The request: Return each entry exactly, omitting nothing.

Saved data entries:
══════════

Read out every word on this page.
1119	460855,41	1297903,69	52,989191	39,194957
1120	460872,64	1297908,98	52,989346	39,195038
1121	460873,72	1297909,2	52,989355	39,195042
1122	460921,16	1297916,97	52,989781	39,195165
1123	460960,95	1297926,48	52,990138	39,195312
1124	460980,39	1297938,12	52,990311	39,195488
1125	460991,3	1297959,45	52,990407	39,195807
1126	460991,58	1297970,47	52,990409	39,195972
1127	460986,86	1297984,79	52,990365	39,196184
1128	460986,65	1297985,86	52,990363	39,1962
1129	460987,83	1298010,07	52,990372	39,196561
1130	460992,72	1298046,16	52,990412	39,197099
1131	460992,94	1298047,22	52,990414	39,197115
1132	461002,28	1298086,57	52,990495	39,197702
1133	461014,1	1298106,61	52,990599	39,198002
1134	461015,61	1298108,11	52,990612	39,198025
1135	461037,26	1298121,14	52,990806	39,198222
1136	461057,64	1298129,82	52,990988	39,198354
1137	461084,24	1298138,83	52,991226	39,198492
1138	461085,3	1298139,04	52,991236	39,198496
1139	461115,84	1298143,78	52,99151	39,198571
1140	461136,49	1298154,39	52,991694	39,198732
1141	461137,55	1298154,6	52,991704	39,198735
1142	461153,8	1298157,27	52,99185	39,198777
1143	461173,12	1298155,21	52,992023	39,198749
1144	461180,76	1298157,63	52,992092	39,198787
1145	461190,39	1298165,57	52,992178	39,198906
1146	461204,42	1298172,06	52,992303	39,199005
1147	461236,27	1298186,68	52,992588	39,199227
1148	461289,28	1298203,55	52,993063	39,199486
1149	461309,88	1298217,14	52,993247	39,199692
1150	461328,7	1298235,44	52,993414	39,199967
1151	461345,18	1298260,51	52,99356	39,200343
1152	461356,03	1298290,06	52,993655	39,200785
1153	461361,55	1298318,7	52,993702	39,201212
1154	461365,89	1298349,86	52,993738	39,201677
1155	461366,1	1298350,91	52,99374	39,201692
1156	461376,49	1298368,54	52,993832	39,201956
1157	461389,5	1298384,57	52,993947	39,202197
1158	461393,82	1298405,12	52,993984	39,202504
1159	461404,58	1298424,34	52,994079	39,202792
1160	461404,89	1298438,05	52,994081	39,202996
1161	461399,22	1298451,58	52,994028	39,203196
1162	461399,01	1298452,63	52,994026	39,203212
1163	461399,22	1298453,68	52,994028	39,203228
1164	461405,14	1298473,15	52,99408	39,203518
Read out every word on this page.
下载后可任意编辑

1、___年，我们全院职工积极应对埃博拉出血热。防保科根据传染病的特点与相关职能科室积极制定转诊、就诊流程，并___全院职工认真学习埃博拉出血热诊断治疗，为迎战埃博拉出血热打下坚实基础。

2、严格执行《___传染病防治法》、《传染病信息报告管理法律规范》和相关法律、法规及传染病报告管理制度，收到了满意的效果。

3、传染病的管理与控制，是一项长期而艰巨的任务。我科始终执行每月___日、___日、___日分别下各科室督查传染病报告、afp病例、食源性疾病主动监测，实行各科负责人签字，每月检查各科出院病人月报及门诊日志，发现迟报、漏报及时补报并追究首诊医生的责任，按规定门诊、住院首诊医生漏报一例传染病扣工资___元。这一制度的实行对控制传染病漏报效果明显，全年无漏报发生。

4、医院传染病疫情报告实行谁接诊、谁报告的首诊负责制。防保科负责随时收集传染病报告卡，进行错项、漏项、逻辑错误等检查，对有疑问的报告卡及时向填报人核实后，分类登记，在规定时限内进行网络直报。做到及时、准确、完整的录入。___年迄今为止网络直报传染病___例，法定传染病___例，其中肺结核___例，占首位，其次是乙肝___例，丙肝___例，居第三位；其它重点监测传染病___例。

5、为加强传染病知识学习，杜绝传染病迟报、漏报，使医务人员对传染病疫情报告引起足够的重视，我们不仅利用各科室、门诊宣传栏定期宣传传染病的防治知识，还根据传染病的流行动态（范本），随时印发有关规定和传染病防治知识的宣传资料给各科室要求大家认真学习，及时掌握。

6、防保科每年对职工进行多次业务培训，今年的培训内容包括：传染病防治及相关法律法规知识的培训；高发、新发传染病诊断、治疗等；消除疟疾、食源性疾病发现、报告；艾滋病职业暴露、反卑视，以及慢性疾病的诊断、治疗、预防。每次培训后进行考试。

══════════

Answer to the exercise:
Read out every word on this page.
1119	460855,41	1297903,69	52,989191	39,194957
1120	460872,64	1297908,98	52,989346	39,195038
1121	460873,72	1297909,2	52,989355	39,195042
1122	460921,16	1297916,97	52,989781	39,195165
1123	460960,95	1297926,48	52,990138	39,195312
1124	460980,39	1297938,12	52,990311	39,195488
1125	460991,3	1297959,45	52,990407	39,195807
1126	460991,58	1297970,47	52,990409	39,195972
1127	460986,86	1297984,79	52,990365	39,196184
1128	460986,65	1297985,86	52,990363	39,1962
1129	460987,83	1298010,07	52,990372	39,196561
1130	460992,72	1298046,16	52,990412	39,197099
1131	460992,94	1298047,22	52,990414	39,197115
1132	461002,28	1298086,57	52,990495	39,197702
1133	461014,1	1298106,61	52,990599	39,198002
1134	461015,61	1298108,11	52,990612	39,198025
1135	461037,26	1298121,14	52,990806	39,198222
1136	461057,64	1298129,82	52,990988	39,198354
1137	461084,24	1298138,83	52,991226	39,198492
1138	461085,3	1298139,04	52,991236	39,198496
1139	461115,84	1298143,78	52,99151	39,198571
1140	461136,49	1298154,39	52,991694	39,198732
1141	461137,55	1298154,6	52,991704	39,198735
1142	461153,8	1298157,27	52,99185	39,198777
1143	461173,12	1298155,21	52,992023	39,198749
1144	461180,76	1298157,63	52,992092	39,198787
1145	461190,39	1298165,57	52,992178	39,198906
1146	461204,42	1298172,06	52,992303	39,199005
1147	461236,27	1298186,68	52,992588	39,199227
1148	461289,28	1298203,55	52,993063	39,199486
1149	461309,88	1298217,14	52,993247	39,199692
1150	461328,7	1298235,44	52,993414	39,199967
1151	461345,18	1298260,51	52,99356	39,200343
1152	461356,03	1298290,06	52,993655	39,200785
1153	461361,55	1298318,7	52,993702	39,201212
1154	461365,89	1298349,86	52,993738	39,201677
1155	461366,1	1298350,91	52,99374	39,201692
1156	461376,49	1298368,54	52,993832	39,201956
1157	461389,5	1298384,57	52,993947	39,202197
1158	461393,82	1298405,12	52,993984	39,202504
1159	461404,58	1298424,34	52,994079	39,202792
1160	461404,89	1298438,05	52,994081	39,202996
1161	461399,22	1298451,58	52,994028	39,203196
1162	461399,01	1298452,63	52,994026	39,203212
1163	461399,22	1298453,68	52,994028	39,203228
1164	461405,14	1298473,15	52,99408	39,203518
Read out every word on this page.
下载后可任意编辑

1、___年，我们全院职工积极应对埃博拉出血热。防保科根据传染病的特点与相关职能科室积极制定转诊、就诊流程，并___全院职工认真学习埃博拉出血热诊断治疗，为迎战埃博拉出血热打下坚实基础。

2、严格执行《___传染病防治法》、《传染病信息报告管理法律规范》和相关法律、法规及传染病报告管理制度，收到了满意的效果。

3、传染病的管理与控制，是一项长期而艰巨的任务。我科始终执行每月___日、___日、___日分别下各科室督查传染病报告、afp病例、食源性疾病主动监测，实行各科负责人签字，每月检查各科出院病人月报及门诊日志，发现迟报、漏报及时补报并追究首诊医生的责任，按规定门诊、住院首诊医生漏报一例传染病扣工资___元。这一制度的实行对控制传染病漏报效果明显，全年无漏报发生。

4、医院传染病疫情报告实行谁接诊、谁报告的首诊负责制。防保科负责随时收集传染病报告卡，进行错项、漏项、逻辑错误等检查，对有疑问的报告卡及时向填报人核实后，分类登记，在规定时限内进行网络直报。做到及时、准确、完整的录入。___年迄今为止网络直报传染病___例，法定传染病___例，其中肺结核___例，占首位，其次是乙肝___例，丙肝___例，居第三位；其它重点监测传染病___例。

5、为加强传染病知识学习，杜绝传染病迟报、漏报，使医务人员对传染病疫情报告引起足够的重视，我们不仅利用各科室、门诊宣传栏定期宣传传染病的防治知识，还根据传染病的流行动态（范本），随时印发有关规定和传染病防治知识的宣传资料给各科室要求大家认真学习，及时掌握。

6、防保科每年对职工进行多次业务培训，今年的培训内容包括：传染病防治及相关法律法规知识的培训；高发、新发传染病诊断、治疗等；消除疟疾、食源性疾病发现、报告；艾滋病职业暴露、反卑视，以及慢性疾病的诊断、治疗、预防。每次培训后进行考试。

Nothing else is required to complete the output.